(Saved data entries)
────────────────────

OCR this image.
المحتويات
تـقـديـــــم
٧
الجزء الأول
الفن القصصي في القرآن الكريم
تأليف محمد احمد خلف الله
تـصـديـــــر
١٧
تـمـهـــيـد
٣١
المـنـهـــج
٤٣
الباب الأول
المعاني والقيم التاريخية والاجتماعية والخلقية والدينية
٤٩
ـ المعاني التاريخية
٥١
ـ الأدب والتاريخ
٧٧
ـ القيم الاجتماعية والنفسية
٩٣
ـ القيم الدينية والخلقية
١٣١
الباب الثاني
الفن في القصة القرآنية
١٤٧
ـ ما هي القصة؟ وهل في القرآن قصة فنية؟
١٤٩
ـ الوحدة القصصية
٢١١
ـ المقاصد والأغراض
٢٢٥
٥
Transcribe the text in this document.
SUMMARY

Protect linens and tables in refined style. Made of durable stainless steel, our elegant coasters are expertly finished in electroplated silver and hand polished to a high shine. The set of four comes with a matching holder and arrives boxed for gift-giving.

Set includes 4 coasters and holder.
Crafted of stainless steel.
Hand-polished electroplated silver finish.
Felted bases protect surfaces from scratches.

────────────────────

THE TASK >>
Find every line above that contains the word "electroplated", and return each one.

WRITTEN SOLUTION >>
Protect linens and tables in refined style. Made of durable stainless steel, our elegant coasters are expertly finished in electroplated silver and hand polished to a high shine. The set of four comes with a matching holder and arrives boxed for gift-giving.
Hand-polished electroplated silver finish.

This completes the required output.